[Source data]
_ _ _ _
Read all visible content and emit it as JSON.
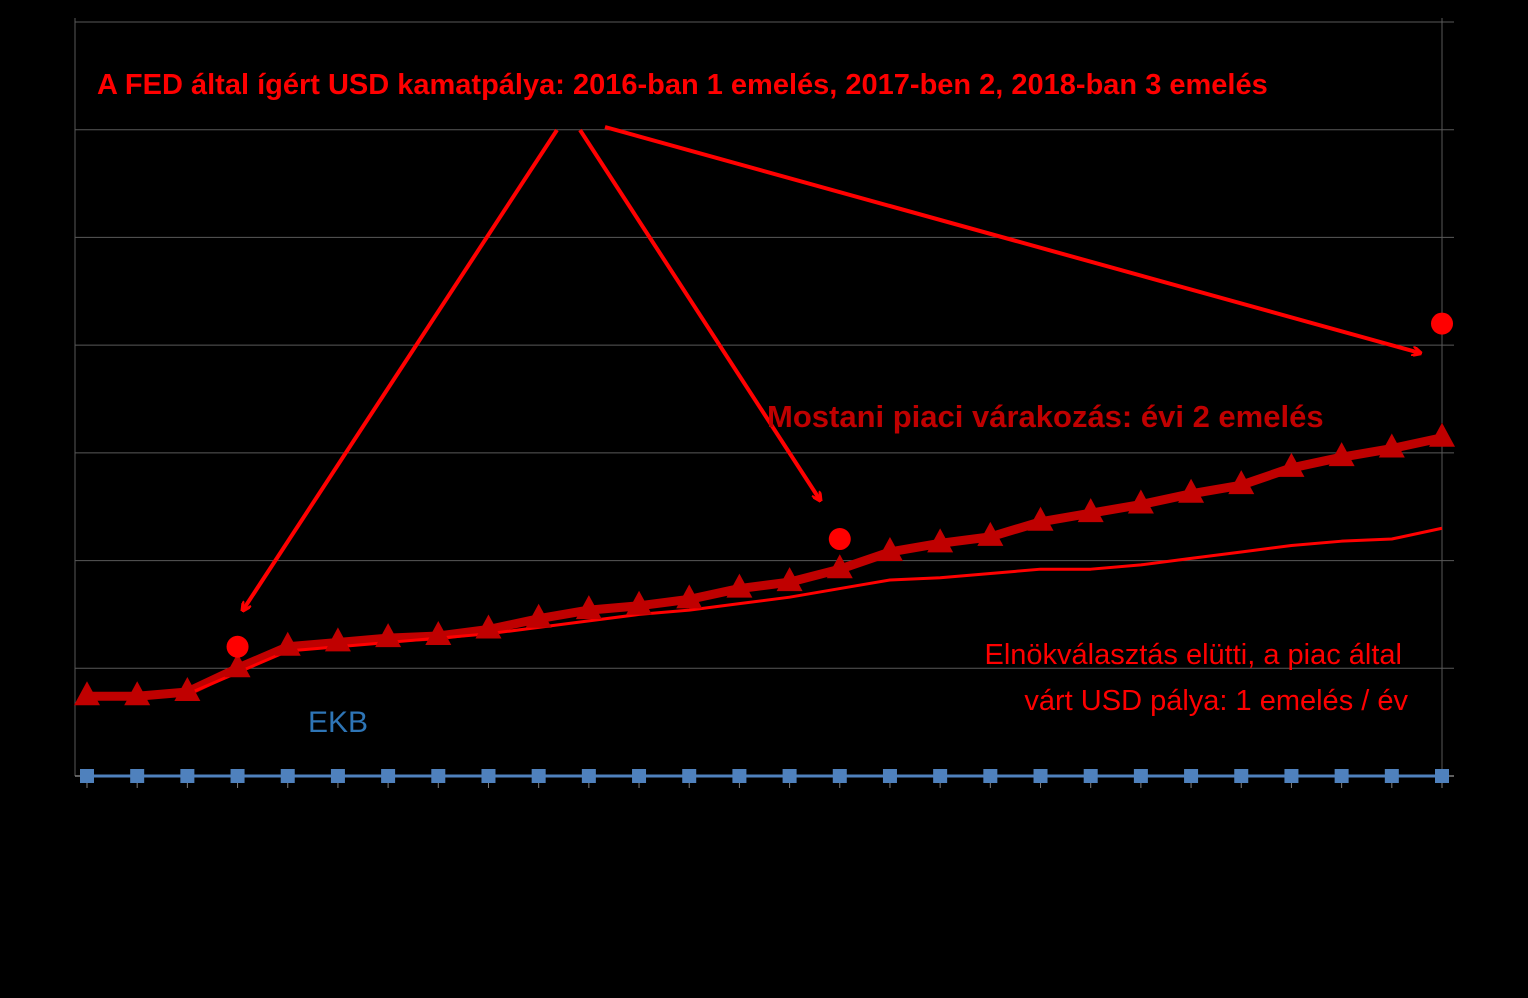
{
  "chart_data": {
    "type": "line",
    "title": "",
    "xlabel": "",
    "ylabel": "",
    "ylim": [
      0,
      3.5
    ],
    "grid": true,
    "x": [
      0,
      1,
      2,
      3,
      4,
      5,
      6,
      7,
      8,
      9,
      10,
      11,
      12,
      13,
      14,
      15,
      16,
      17,
      18,
      19,
      20,
      21,
      22,
      23,
      24,
      25,
      26,
      27
    ],
    "series": [
      {
        "name": "",
        "marker": "triangle",
        "color": "#c00000",
        "values": [
          0.37,
          0.37,
          0.39,
          0.5,
          0.6,
          0.62,
          0.64,
          0.65,
          0.68,
          0.73,
          0.77,
          0.79,
          0.82,
          0.87,
          0.9,
          0.96,
          1.04,
          1.08,
          1.11,
          1.18,
          1.22,
          1.26,
          1.31,
          1.35,
          1.43,
          1.48,
          1.52,
          1.57
        ]
      },
      {
        "name": "",
        "marker": "none",
        "color": "#ff0000",
        "values": [
          null,
          null,
          0.38,
          0.48,
          0.58,
          0.6,
          0.62,
          0.64,
          0.66,
          0.69,
          0.72,
          0.75,
          0.77,
          0.8,
          0.83,
          0.87,
          0.91,
          0.92,
          0.94,
          0.96,
          0.96,
          0.98,
          1.01,
          1.04,
          1.07,
          1.09,
          1.1,
          1.15
        ]
      },
      {
        "name": "EKB",
        "marker": "square",
        "color": "#4f81bd",
        "values": [
          0,
          0,
          0,
          0,
          0,
          0,
          0,
          0,
          0,
          0,
          0,
          0,
          0,
          0,
          0,
          0,
          0,
          0,
          0,
          0,
          0,
          0,
          0,
          0,
          0,
          0,
          0,
          0
        ]
      },
      {
        "name": "",
        "marker": "circle",
        "color": "#ff0000",
        "points": [
          [
            3,
            0.6
          ],
          [
            15,
            1.1
          ],
          [
            27,
            2.1
          ]
        ]
      }
    ],
    "annotations": [
      "A FED által ígért USD kamatpálya: 2016-ban 1 emelés, 2017-ben 2, 2018-ban 3 emelés",
      "Mostani piaci várakozás: évi 2 emelés",
      "Elnökválasztás elütti, a piac által",
      "várt USD pálya: 1 emelés / év",
      "EKB"
    ]
  }
}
_ _ _ _
- **Stated task**
Find each line in the records holding the string "által" and show it.

- **Answer**
      "A FED által ígért USD kamatpálya: 2016-ban 1 emelés, 2017-ben 2, 2018-ban 3 emelés",
      "Elnökválasztás elütti, a piac által",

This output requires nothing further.